Records from a data collection

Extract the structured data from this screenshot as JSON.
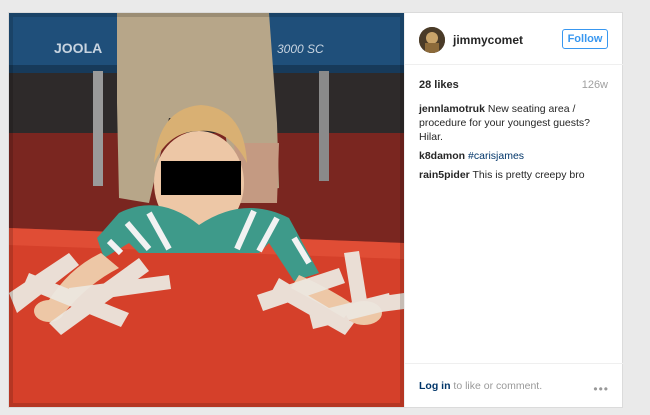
{
  "post": {
    "photo": {
      "description_icon": "photo-icon",
      "table_brand": "JOOLA",
      "table_model": "3000 SC"
    },
    "author": {
      "username": "jimmycomet",
      "avatar_icon": "user-avatar-icon"
    },
    "follow_label": "Follow",
    "likes_text": "28 likes",
    "age_text": "126w",
    "comments": [
      {
        "user": "jennlamotruk",
        "text": "New seating area / procedure for your youngest guests? Hilar."
      },
      {
        "user": "k8damon",
        "tag": "#carisjames"
      },
      {
        "user": "rain5pider",
        "text": "This is pretty creepy bro"
      }
    ],
    "footer": {
      "login_link": "Log in",
      "login_suffix": "to like or comment.",
      "more_icon": "more-options-icon",
      "more_glyph": "•••"
    }
  },
  "colors": {
    "accent": "#3897f0",
    "link": "#003569",
    "table_red": "#d5402a",
    "tape": "#ece7df"
  }
}
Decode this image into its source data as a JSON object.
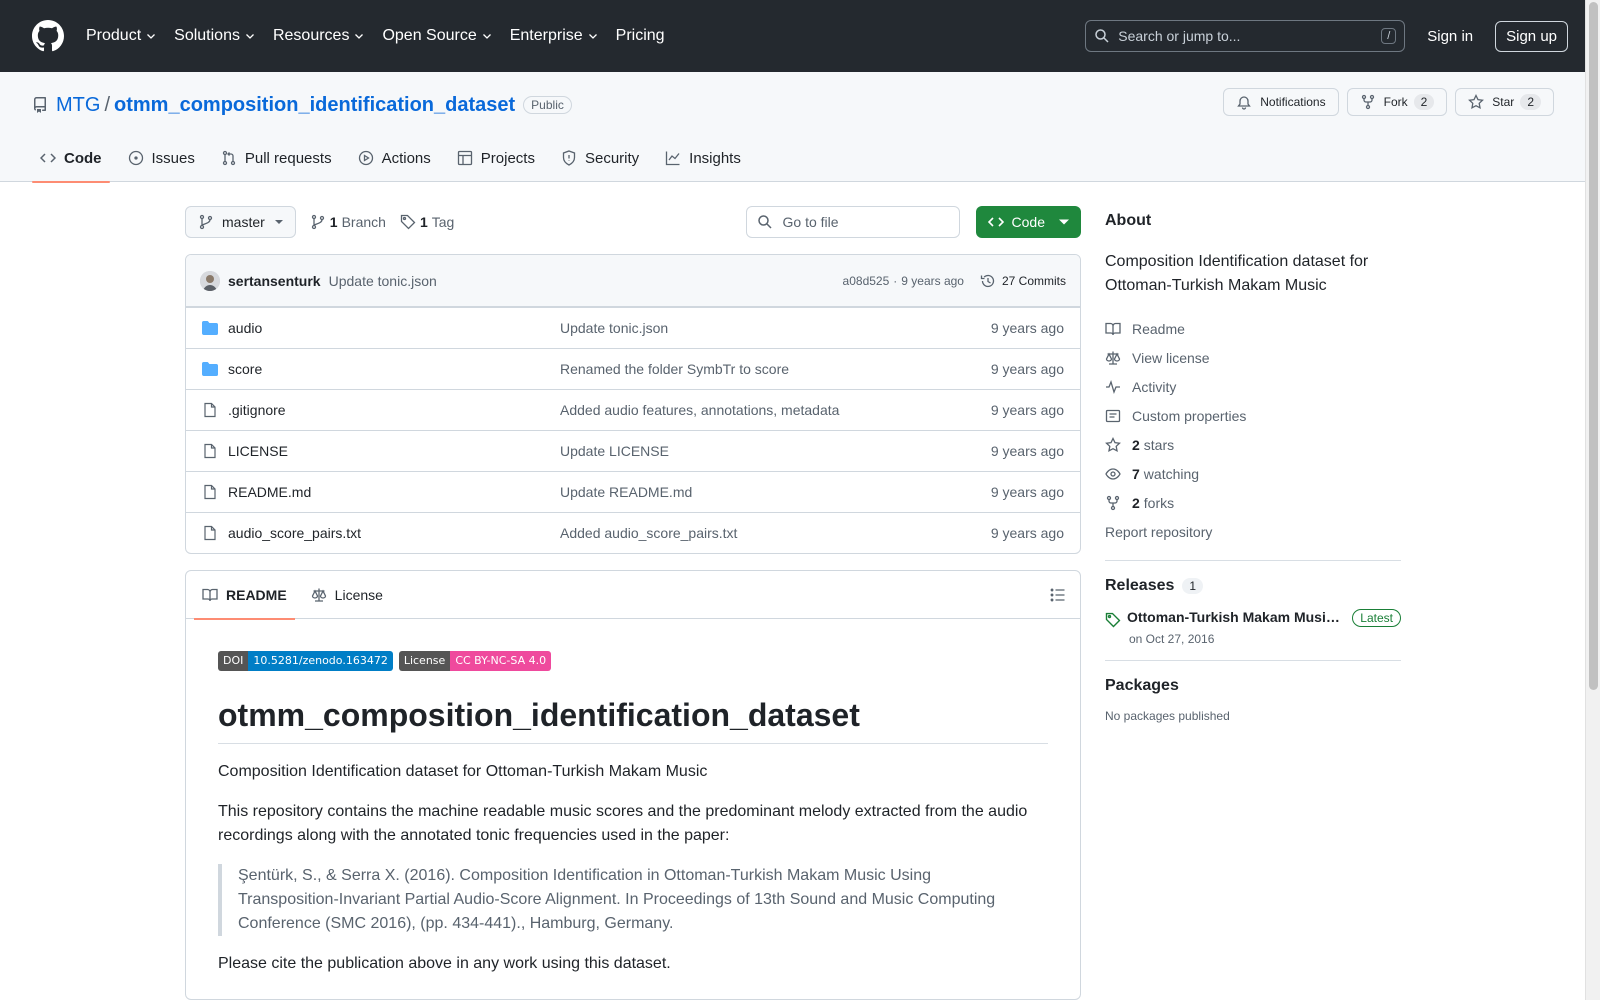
{
  "header": {
    "nav": [
      "Product",
      "Solutions",
      "Resources",
      "Open Source",
      "Enterprise",
      "Pricing"
    ],
    "search_placeholder": "Search or jump to...",
    "search_shortcut": "/",
    "sign_in": "Sign in",
    "sign_up": "Sign up"
  },
  "repo": {
    "owner": "MTG",
    "separator": "/",
    "name": "otmm_composition_identification_dataset",
    "visibility": "Public",
    "notifications_label": "Notifications",
    "fork_label": "Fork",
    "fork_count": "2",
    "star_label": "Star",
    "star_count": "2"
  },
  "tabs": [
    {
      "label": "Code",
      "icon": "code-icon",
      "active": true
    },
    {
      "label": "Issues",
      "icon": "issue-icon"
    },
    {
      "label": "Pull requests",
      "icon": "pull-request-icon"
    },
    {
      "label": "Actions",
      "icon": "play-icon"
    },
    {
      "label": "Projects",
      "icon": "table-icon"
    },
    {
      "label": "Security",
      "icon": "shield-icon"
    },
    {
      "label": "Insights",
      "icon": "graph-icon"
    }
  ],
  "toolbar": {
    "branch": "master",
    "branch_count": "1",
    "branch_label": "Branch",
    "tag_count": "1",
    "tag_label": "Tag",
    "goto_placeholder": "Go to file",
    "code_label": "Code"
  },
  "commit": {
    "author": "sertansenturk",
    "message": "Update tonic.json",
    "hash": "a08d525",
    "sep": "·",
    "age": "9 years ago",
    "commits_label": "27 Commits"
  },
  "files": [
    {
      "name": "audio",
      "type": "folder",
      "message": "Update tonic.json",
      "age": "9 years ago"
    },
    {
      "name": "score",
      "type": "folder",
      "message": "Renamed the folder SymbTr to score",
      "age": "9 years ago"
    },
    {
      "name": ".gitignore",
      "type": "file",
      "message": "Added audio features, annotations, metadata",
      "age": "9 years ago"
    },
    {
      "name": "LICENSE",
      "type": "file",
      "message": "Update LICENSE",
      "age": "9 years ago"
    },
    {
      "name": "README.md",
      "type": "file",
      "message": "Update README.md",
      "age": "9 years ago"
    },
    {
      "name": "audio_score_pairs.txt",
      "type": "file",
      "message": "Added audio_score_pairs.txt",
      "age": "9 years ago"
    }
  ],
  "readme": {
    "tab_readme": "README",
    "tab_license": "License",
    "badge_doi_left": "DOI",
    "badge_doi_right": "10.5281/zenodo.163472",
    "badge_license_left": "License",
    "badge_license_right": "CC BY-NC-SA 4.0",
    "title": "otmm_composition_identification_dataset",
    "p1": "Composition Identification dataset for Ottoman-Turkish Makam Music",
    "p2": "This repository contains the machine readable music scores and the predominant melody extracted from the audio recordings along with the annotated tonic frequencies used in the paper:",
    "quote": "Şentürk, S., & Serra X. (2016). Composition Identification in Ottoman-Turkish Makam Music Using Transposition-Invariant Partial Audio-Score Alignment. In Proceedings of 13th Sound and Music Computing Conference (SMC 2016), (pp. 434-441)., Hamburg, Germany.",
    "p3": "Please cite the publication above in any work using this dataset."
  },
  "about": {
    "title": "About",
    "description": "Composition Identification dataset for Ottoman-Turkish Makam Music",
    "links": {
      "readme": "Readme",
      "license": "View license",
      "activity": "Activity",
      "custom": "Custom properties",
      "stars_count": "2",
      "stars_label": "stars",
      "watching_count": "7",
      "watching_label": "watching",
      "forks_count": "2",
      "forks_label": "forks",
      "report": "Report repository"
    }
  },
  "releases": {
    "title": "Releases",
    "count": "1",
    "name": "Ottoman-Turkish Makam Music Composition Identification Dataset",
    "latest": "Latest",
    "date": "on Oct 27, 2016"
  },
  "packages": {
    "title": "Packages",
    "none": "No packages published"
  },
  "colors": {
    "header_bg": "#24292f",
    "link": "#0969da",
    "primary_button": "#1f883d",
    "tab_underline": "#fd8c73",
    "folder": "#54aeff"
  }
}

**WHAT THE EXERCISE ASKS**: Write out again every line above exactly as given; the pictures do not belong in the copy.

**ANSWER FOR THIS EXERCISE**:
Extract the structured data from this screenshot as JSON.
{
  "post": {
    "photo": {
      "description_icon": "photo-icon",
      "table_brand": "JOOLA",
      "table_model": "3000 SC"
    },
    "author": {
      "username": "jimmycomet",
      "avatar_icon": "user-avatar-icon"
    },
    "follow_label": "Follow",
    "likes_text": "28 likes",
    "age_text": "126w",
    "comments": [
      {
        "user": "jennlamotruk",
        "text": "New seating area / procedure for your youngest guests? Hilar."
      },
      {
        "user": "k8damon",
        "tag": "#carisjames"
      },
      {
        "user": "rain5pider",
        "text": "This is pretty creepy bro"
      }
    ],
    "footer": {
      "login_link": "Log in",
      "login_suffix": "to like or comment.",
      "more_icon": "more-options-icon",
      "more_glyph": "•••"
    }
  },
  "colors": {
    "accent": "#3897f0",
    "link": "#003569",
    "table_red": "#d5402a",
    "tape": "#ece7df"
  }
}
Decode this image into its source data as a JSON object.
{
  "header": {
    "nav": [
      "Product",
      "Solutions",
      "Resources",
      "Open Source",
      "Enterprise",
      "Pricing"
    ],
    "search_placeholder": "Search or jump to...",
    "search_shortcut": "/",
    "sign_in": "Sign in",
    "sign_up": "Sign up"
  },
  "repo": {
    "owner": "MTG",
    "separator": "/",
    "name": "otmm_composition_identification_dataset",
    "visibility": "Public",
    "notifications_label": "Notifications",
    "fork_label": "Fork",
    "fork_count": "2",
    "star_label": "Star",
    "star_count": "2"
  },
  "tabs": [
    {
      "label": "Code",
      "icon": "code-icon",
      "active": true
    },
    {
      "label": "Issues",
      "icon": "issue-icon"
    },
    {
      "label": "Pull requests",
      "icon": "pull-request-icon"
    },
    {
      "label": "Actions",
      "icon": "play-icon"
    },
    {
      "label": "Projects",
      "icon": "table-icon"
    },
    {
      "label": "Security",
      "icon": "shield-icon"
    },
    {
      "label": "Insights",
      "icon": "graph-icon"
    }
  ],
  "toolbar": {
    "branch": "master",
    "branch_count": "1",
    "branch_label": "Branch",
    "tag_count": "1",
    "tag_label": "Tag",
    "goto_placeholder": "Go to file",
    "code_label": "Code"
  },
  "commit": {
    "author": "sertansenturk",
    "message": "Update tonic.json",
    "hash": "a08d525",
    "sep": "·",
    "age": "9 years ago",
    "commits_label": "27 Commits"
  },
  "files": [
    {
      "name": "audio",
      "type": "folder",
      "message": "Update tonic.json",
      "age": "9 years ago"
    },
    {
      "name": "score",
      "type": "folder",
      "message": "Renamed the folder SymbTr to score",
      "age": "9 years ago"
    },
    {
      "name": ".gitignore",
      "type": "file",
      "message": "Added audio features, annotations, metadata",
      "age": "9 years ago"
    },
    {
      "name": "LICENSE",
      "type": "file",
      "message": "Update LICENSE",
      "age": "9 years ago"
    },
    {
      "name": "README.md",
      "type": "file",
      "message": "Update README.md",
      "age": "9 years ago"
    },
    {
      "name": "audio_score_pairs.txt",
      "type": "file",
      "message": "Added audio_score_pairs.txt",
      "age": "9 years ago"
    }
  ],
  "readme": {
    "tab_readme": "README",
    "tab_license": "License",
    "badge_doi_left": "DOI",
    "badge_doi_right": "10.5281/zenodo.163472",
    "badge_license_left": "License",
    "badge_license_right": "CC BY-NC-SA 4.0",
    "title": "otmm_composition_identification_dataset",
    "p1": "Composition Identification dataset for Ottoman-Turkish Makam Music",
    "p2": "This repository contains the machine readable music scores and the predominant melody extracted from the audio recordings along with the annotated tonic frequencies used in the paper:",
    "quote": "Şentürk, S., & Serra X. (2016). Composition Identification in Ottoman-Turkish Makam Music Using Transposition-Invariant Partial Audio-Score Alignment. In Proceedings of 13th Sound and Music Computing Conference (SMC 2016), (pp. 434-441)., Hamburg, Germany.",
    "p3": "Please cite the publication above in any work using this dataset."
  },
  "about": {
    "title": "About",
    "description": "Composition Identification dataset for Ottoman-Turkish Makam Music",
    "links": {
      "readme": "Readme",
      "license": "View license",
      "activity": "Activity",
      "custom": "Custom properties",
      "stars_count": "2",
      "stars_label": "stars",
      "watching_count": "7",
      "watching_label": "watching",
      "forks_count": "2",
      "forks_label": "forks",
      "report": "Report repository"
    }
  },
  "releases": {
    "title": "Releases",
    "count": "1",
    "name": "Ottoman-Turkish Makam Music Composition Identification Dataset",
    "latest": "Latest",
    "date": "on Oct 27, 2016"
  },
  "packages": {
    "title": "Packages",
    "none": "No packages published"
  },
  "colors": {
    "header_bg": "#24292f",
    "link": "#0969da",
    "primary_button": "#1f883d",
    "tab_underline": "#fd8c73",
    "folder": "#54aeff"
  }
}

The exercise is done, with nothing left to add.